▶ _DIRECTIONS_
Scan the material that follows. Copy every line containing the word "Model".

:::

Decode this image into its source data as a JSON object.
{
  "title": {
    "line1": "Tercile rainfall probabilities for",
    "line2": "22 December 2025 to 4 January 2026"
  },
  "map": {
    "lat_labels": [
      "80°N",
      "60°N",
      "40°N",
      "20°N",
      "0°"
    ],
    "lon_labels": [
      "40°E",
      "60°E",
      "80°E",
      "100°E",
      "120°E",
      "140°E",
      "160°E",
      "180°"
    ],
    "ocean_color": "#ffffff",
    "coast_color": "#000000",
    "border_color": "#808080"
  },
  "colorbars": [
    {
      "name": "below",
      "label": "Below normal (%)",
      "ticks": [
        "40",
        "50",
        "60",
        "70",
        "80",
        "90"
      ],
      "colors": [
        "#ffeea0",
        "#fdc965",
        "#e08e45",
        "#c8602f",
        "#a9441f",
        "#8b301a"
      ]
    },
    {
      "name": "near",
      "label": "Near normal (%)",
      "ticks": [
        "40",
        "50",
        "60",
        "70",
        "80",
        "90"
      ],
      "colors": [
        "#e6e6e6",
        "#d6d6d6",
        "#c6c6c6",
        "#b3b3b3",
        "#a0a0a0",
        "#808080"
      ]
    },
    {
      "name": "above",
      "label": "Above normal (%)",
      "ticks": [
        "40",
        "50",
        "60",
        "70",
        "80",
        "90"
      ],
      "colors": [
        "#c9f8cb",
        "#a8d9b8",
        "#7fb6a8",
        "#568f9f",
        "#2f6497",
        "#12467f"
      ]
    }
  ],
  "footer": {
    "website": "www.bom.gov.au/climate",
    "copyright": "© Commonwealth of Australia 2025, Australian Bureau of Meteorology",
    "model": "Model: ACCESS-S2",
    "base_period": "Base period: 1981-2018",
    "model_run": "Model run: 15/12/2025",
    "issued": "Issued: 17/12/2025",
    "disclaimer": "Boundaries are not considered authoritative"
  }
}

:::

▶ _OUTPUT_
    "model": "Model: ACCESS-S2",
    "model_run": "Model run: 15/12/2025",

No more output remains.